TASK TO COMPLETE —
Omit every picture while repeating the entries exactly.

Saved entries:
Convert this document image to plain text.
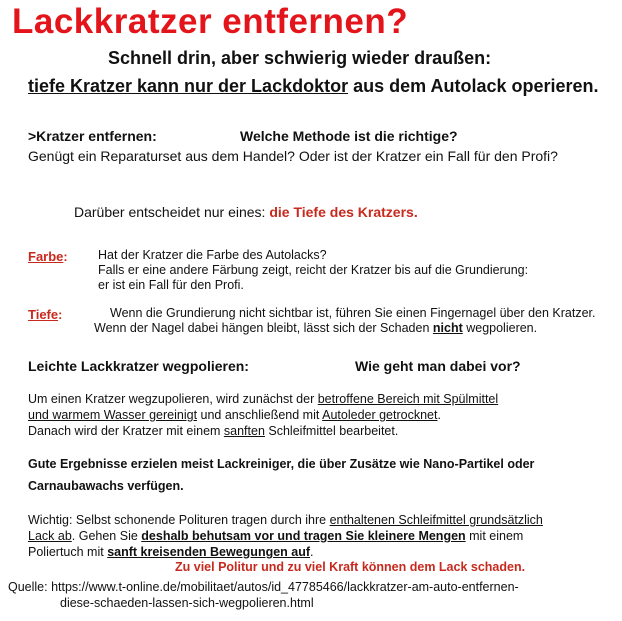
Lackkratzer entfernen?
Schnell drin, aber schwierig wieder draußen:
tiefe Kratzer kann nur der Lackdoktor aus dem Autolack operieren.
>Kratzer entfernen:	Welche Methode ist die richtige?
Genügt ein Reparaturset aus dem Handel? Oder ist der Kratzer ein Fall für den Profi?
Darüber entscheidet nur eines: die Tiefe des Kratzers.
Farbe: Hat der Kratzer die Farbe des Autolacks?
Falls er eine andere Färbung zeigt, reicht der Kratzer bis auf die Grundierung:
er ist ein Fall für den Profi.
Tiefe:	Wenn die Grundierung nicht sichtbar ist, führen Sie einen Fingernagel über den Kratzer.
Wenn der Nagel dabei hängen bleibt, lässt sich der Schaden nicht wegpolieren.
Leichte Lackkratzer wegpolieren:	Wie geht man dabei vor?
Um einen Kratzer wegzupolieren, wird zunächst der betroffene Bereich mit Spülmittel
und warmem Wasser gereinigt und anschließend mit Autoleder getrocknet.
Danach wird der Kratzer mit einem sanften Schleifmittel bearbeitet.
Gute Ergebnisse erzielen meist Lackreiniger, die über Zusätze wie Nano-Partikel oder
Carnaubawachs verfügen.
Wichtig: Selbst schonende Polituren tragen durch ihre enthaltenen Schleifmittel grundsätzlich
Lack ab. Gehen Sie deshalb behutsam vor und tragen Sie kleinere Mengen mit einem
Poliertuch mit sanft kreisenden Bewegungen auf.
Zu viel Politur und zu viel Kraft können dem Lack schaden.
Quelle: https://www.t-online.de/mobilitaet/autos/id_47785466/lackkratzer-am-auto-entfernen-
diese-schaeden-lassen-sich-wegpolieren.html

RESULT OF THE EXERCISE —
Convert this document image to plain text.
Lackkratzer entfernen?
Schnell drin, aber schwierig wieder draußen:
tiefe Kratzer kann nur der Lackdoktor aus dem Autolack operieren.
>Kratzer entfernen:	Welche Methode ist die richtige?
Genügt ein Reparaturset aus dem Handel? Oder ist der Kratzer ein Fall für den Profi?
Darüber entscheidet nur eines: die Tiefe des Kratzers.
Farbe: Hat der Kratzer die Farbe des Autolacks?
Falls er eine andere Färbung zeigt, reicht der Kratzer bis auf die Grundierung:
er ist ein Fall für den Profi.
Tiefe:	Wenn die Grundierung nicht sichtbar ist, führen Sie einen Fingernagel über den Kratzer.
Wenn der Nagel dabei hängen bleibt, lässt sich der Schaden nicht wegpolieren.
Leichte Lackkratzer wegpolieren:	Wie geht man dabei vor?
Um einen Kratzer wegzupolieren, wird zunächst der betroffene Bereich mit Spülmittel
und warmem Wasser gereinigt und anschließend mit Autoleder getrocknet.
Danach wird der Kratzer mit einem sanften Schleifmittel bearbeitet.
Gute Ergebnisse erzielen meist Lackreiniger, die über Zusätze wie Nano-Partikel oder
Carnaubawachs verfügen.
Wichtig: Selbst schonende Polituren tragen durch ihre enthaltenen Schleifmittel grundsätzlich
Lack ab. Gehen Sie deshalb behutsam vor und tragen Sie kleinere Mengen mit einem
Poliertuch mit sanft kreisenden Bewegungen auf.
Zu viel Politur und zu viel Kraft können dem Lack schaden.
Quelle: https://www.t-online.de/mobilitaet/autos/id_47785466/lackkratzer-am-auto-entfernen-
diese-schaeden-lassen-sich-wegpolieren.html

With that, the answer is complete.